WRITTEN EXERCISE -
Will you give every entry again exactly as it stands?

====================

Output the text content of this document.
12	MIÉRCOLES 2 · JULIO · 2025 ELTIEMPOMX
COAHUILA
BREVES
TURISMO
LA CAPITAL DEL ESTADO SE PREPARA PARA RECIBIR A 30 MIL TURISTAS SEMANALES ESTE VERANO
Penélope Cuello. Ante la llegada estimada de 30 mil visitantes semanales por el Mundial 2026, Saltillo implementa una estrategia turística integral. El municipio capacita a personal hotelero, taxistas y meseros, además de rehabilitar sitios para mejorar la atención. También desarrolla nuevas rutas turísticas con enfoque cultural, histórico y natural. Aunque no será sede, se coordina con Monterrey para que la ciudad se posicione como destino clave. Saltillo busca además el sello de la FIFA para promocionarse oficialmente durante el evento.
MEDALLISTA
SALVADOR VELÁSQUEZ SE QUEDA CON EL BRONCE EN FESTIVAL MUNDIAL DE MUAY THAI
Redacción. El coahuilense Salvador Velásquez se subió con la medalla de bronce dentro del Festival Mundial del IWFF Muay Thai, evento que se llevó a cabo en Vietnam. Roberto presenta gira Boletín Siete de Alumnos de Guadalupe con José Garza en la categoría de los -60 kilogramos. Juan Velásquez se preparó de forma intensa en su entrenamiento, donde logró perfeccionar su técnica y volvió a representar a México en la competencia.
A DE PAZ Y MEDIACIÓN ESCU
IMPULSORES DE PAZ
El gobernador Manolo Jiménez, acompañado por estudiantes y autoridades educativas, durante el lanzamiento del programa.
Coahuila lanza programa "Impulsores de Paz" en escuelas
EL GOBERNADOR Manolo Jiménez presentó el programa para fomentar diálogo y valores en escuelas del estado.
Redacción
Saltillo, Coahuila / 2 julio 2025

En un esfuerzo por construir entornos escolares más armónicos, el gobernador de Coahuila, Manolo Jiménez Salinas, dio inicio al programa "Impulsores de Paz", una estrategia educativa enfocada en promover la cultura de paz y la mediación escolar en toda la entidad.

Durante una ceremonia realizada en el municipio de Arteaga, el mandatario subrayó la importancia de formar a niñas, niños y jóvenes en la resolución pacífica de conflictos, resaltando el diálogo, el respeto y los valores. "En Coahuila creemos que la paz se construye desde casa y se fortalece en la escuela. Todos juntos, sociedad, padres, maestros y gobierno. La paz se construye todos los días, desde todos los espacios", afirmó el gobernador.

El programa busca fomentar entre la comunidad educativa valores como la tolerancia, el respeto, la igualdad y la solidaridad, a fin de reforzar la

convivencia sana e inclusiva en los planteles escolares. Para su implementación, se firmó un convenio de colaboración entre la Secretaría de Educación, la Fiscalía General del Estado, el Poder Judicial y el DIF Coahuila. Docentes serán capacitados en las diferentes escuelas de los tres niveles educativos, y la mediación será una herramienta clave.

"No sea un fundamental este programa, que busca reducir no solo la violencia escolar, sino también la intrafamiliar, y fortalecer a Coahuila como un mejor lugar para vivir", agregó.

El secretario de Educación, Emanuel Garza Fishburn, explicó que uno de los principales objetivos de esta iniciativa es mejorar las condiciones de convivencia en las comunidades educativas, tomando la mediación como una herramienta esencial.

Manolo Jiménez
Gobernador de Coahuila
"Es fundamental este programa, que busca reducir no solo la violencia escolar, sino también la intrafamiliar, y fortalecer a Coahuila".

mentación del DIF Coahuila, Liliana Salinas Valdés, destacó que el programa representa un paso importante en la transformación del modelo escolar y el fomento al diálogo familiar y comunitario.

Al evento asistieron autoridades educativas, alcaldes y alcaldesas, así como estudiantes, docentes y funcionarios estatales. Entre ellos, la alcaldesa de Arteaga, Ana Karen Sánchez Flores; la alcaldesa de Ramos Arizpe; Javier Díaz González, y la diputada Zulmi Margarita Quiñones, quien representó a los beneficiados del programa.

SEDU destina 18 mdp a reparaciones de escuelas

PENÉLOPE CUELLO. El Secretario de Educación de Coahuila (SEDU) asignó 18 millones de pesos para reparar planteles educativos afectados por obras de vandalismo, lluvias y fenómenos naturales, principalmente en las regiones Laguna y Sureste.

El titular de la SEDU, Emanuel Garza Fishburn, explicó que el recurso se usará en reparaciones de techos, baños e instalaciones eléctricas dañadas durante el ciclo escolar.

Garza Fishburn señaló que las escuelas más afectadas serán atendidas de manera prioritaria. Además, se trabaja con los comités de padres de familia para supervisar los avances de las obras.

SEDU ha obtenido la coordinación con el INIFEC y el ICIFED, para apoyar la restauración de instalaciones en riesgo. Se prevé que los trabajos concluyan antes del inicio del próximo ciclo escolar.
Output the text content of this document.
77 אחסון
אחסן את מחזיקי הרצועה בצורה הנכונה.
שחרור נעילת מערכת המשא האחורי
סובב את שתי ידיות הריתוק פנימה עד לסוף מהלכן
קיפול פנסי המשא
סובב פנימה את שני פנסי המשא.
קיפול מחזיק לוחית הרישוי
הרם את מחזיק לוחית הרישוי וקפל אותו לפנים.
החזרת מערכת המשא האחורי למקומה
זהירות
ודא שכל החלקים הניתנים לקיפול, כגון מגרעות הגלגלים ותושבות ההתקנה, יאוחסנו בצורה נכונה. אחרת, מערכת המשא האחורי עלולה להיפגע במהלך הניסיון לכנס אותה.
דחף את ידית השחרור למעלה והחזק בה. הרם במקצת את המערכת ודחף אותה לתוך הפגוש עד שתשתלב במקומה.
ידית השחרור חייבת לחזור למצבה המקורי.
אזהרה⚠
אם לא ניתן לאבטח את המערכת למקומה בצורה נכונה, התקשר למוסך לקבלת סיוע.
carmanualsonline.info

====================

ANSWER BELOW -
Output the text content of this document.
12	MIÉRCOLES 2 · JULIO · 2025 ELTIEMPOMX
COAHUILA
BREVES
TURISMO
LA CAPITAL DEL ESTADO SE PREPARA PARA RECIBIR A 30 MIL TURISTAS SEMANALES ESTE VERANO
Penélope Cuello. Ante la llegada estimada de 30 mil visitantes semanales por el Mundial 2026, Saltillo implementa una estrategia turística integral. El municipio capacita a personal hotelero, taxistas y meseros, además de rehabilitar sitios para mejorar la atención. También desarrolla nuevas rutas turísticas con enfoque cultural, histórico y natural. Aunque no será sede, se coordina con Monterrey para que la ciudad se posicione como destino clave. Saltillo busca además el sello de la FIFA para promocionarse oficialmente durante el evento.
MEDALLISTA
SALVADOR VELÁSQUEZ SE QUEDA CON EL BRONCE EN FESTIVAL MUNDIAL DE MUAY THAI
Redacción. El coahuilense Salvador Velásquez se subió con la medalla de bronce dentro del Festival Mundial del IWFF Muay Thai, evento que se llevó a cabo en Vietnam. Roberto presenta gira Boletín Siete de Alumnos de Guadalupe con José Garza en la categoría de los -60 kilogramos. Juan Velásquez se preparó de forma intensa en su entrenamiento, donde logró perfeccionar su técnica y volvió a representar a México en la competencia.
A DE PAZ Y MEDIACIÓN ESCU
IMPULSORES DE PAZ
El gobernador Manolo Jiménez, acompañado por estudiantes y autoridades educativas, durante el lanzamiento del programa.
Coahuila lanza programa "Impulsores de Paz" en escuelas
EL GOBERNADOR Manolo Jiménez presentó el programa para fomentar diálogo y valores en escuelas del estado.
Redacción
Saltillo, Coahuila / 2 julio 2025

En un esfuerzo por construir entornos escolares más armónicos, el gobernador de Coahuila, Manolo Jiménez Salinas, dio inicio al programa "Impulsores de Paz", una estrategia educativa enfocada en promover la cultura de paz y la mediación escolar en toda la entidad.

Durante una ceremonia realizada en el municipio de Arteaga, el mandatario subrayó la importancia de formar a niñas, niños y jóvenes en la resolución pacífica de conflictos, resaltando el diálogo, el respeto y los valores. "En Coahuila creemos que la paz se construye desde casa y se fortalece en la escuela. Todos juntos, sociedad, padres, maestros y gobierno. La paz se construye todos los días, desde todos los espacios", afirmó el gobernador.

El programa busca fomentar entre la comunidad educativa valores como la tolerancia, el respeto, la igualdad y la solidaridad, a fin de reforzar la

convivencia sana e inclusiva en los planteles escolares. Para su implementación, se firmó un convenio de colaboración entre la Secretaría de Educación, la Fiscalía General del Estado, el Poder Judicial y el DIF Coahuila. Docentes serán capacitados en las diferentes escuelas de los tres niveles educativos, y la mediación será una herramienta clave.

"No sea un fundamental este programa, que busca reducir no solo la violencia escolar, sino también la intrafamiliar, y fortalecer a Coahuila como un mejor lugar para vivir", agregó.

El secretario de Educación, Emanuel Garza Fishburn, explicó que uno de los principales objetivos de esta iniciativa es mejorar las condiciones de convivencia en las comunidades educativas, tomando la mediación como una herramienta esencial.

Manolo Jiménez
Gobernador de Coahuila
"Es fundamental este programa, que busca reducir no solo la violencia escolar, sino también la intrafamiliar, y fortalecer a Coahuila".

mentación del DIF Coahuila, Liliana Salinas Valdés, destacó que el programa representa un paso importante en la transformación del modelo escolar y el fomento al diálogo familiar y comunitario.

Al evento asistieron autoridades educativas, alcaldes y alcaldesas, así como estudiantes, docentes y funcionarios estatales. Entre ellos, la alcaldesa de Arteaga, Ana Karen Sánchez Flores; la alcaldesa de Ramos Arizpe; Javier Díaz González, y la diputada Zulmi Margarita Quiñones, quien representó a los beneficiados del programa.

SEDU destina 18 mdp a reparaciones de escuelas

PENÉLOPE CUELLO. El Secretario de Educación de Coahuila (SEDU) asignó 18 millones de pesos para reparar planteles educativos afectados por obras de vandalismo, lluvias y fenómenos naturales, principalmente en las regiones Laguna y Sureste.

El titular de la SEDU, Emanuel Garza Fishburn, explicó que el recurso se usará en reparaciones de techos, baños e instalaciones eléctricas dañadas durante el ciclo escolar.

Garza Fishburn señaló que las escuelas más afectadas serán atendidas de manera prioritaria. Además, se trabaja con los comités de padres de familia para supervisar los avances de las obras.

SEDU ha obtenido la coordinación con el INIFEC y el ICIFED, para apoyar la restauración de instalaciones en riesgo. Se prevé que los trabajos concluyan antes del inicio del próximo ciclo escolar.
Output the text content of this document.
77 אחסון
אחסן את מחזיקי הרצועה בצורה הנכונה.
שחרור נעילת מערכת המשא האחורי
סובב את שתי ידיות הריתוק פנימה עד לסוף מהלכן
קיפול פנסי המשא
סובב פנימה את שני פנסי המשא.
קיפול מחזיק לוחית הרישוי
הרם את מחזיק לוחית הרישוי וקפל אותו לפנים.
החזרת מערכת המשא האחורי למקומה
זהירות
ודא שכל החלקים הניתנים לקיפול, כגון מגרעות הגלגלים ותושבות ההתקנה, יאוחסנו בצורה נכונה. אחרת, מערכת המשא האחורי עלולה להיפגע במהלך הניסיון לכנס אותה.
דחף את ידית השחרור למעלה והחזק בה. הרם במקצת את המערכת ודחף אותה לתוך הפגוש עד שתשתלב במקומה.
ידית השחרור חייבת לחזור למצבה המקורי.
אזהרה⚠
אם לא ניתן לאבטח את המערכת למקומה בצורה נכונה, התקשר למוסך לקבלת סיוע.
carmanualsonline.info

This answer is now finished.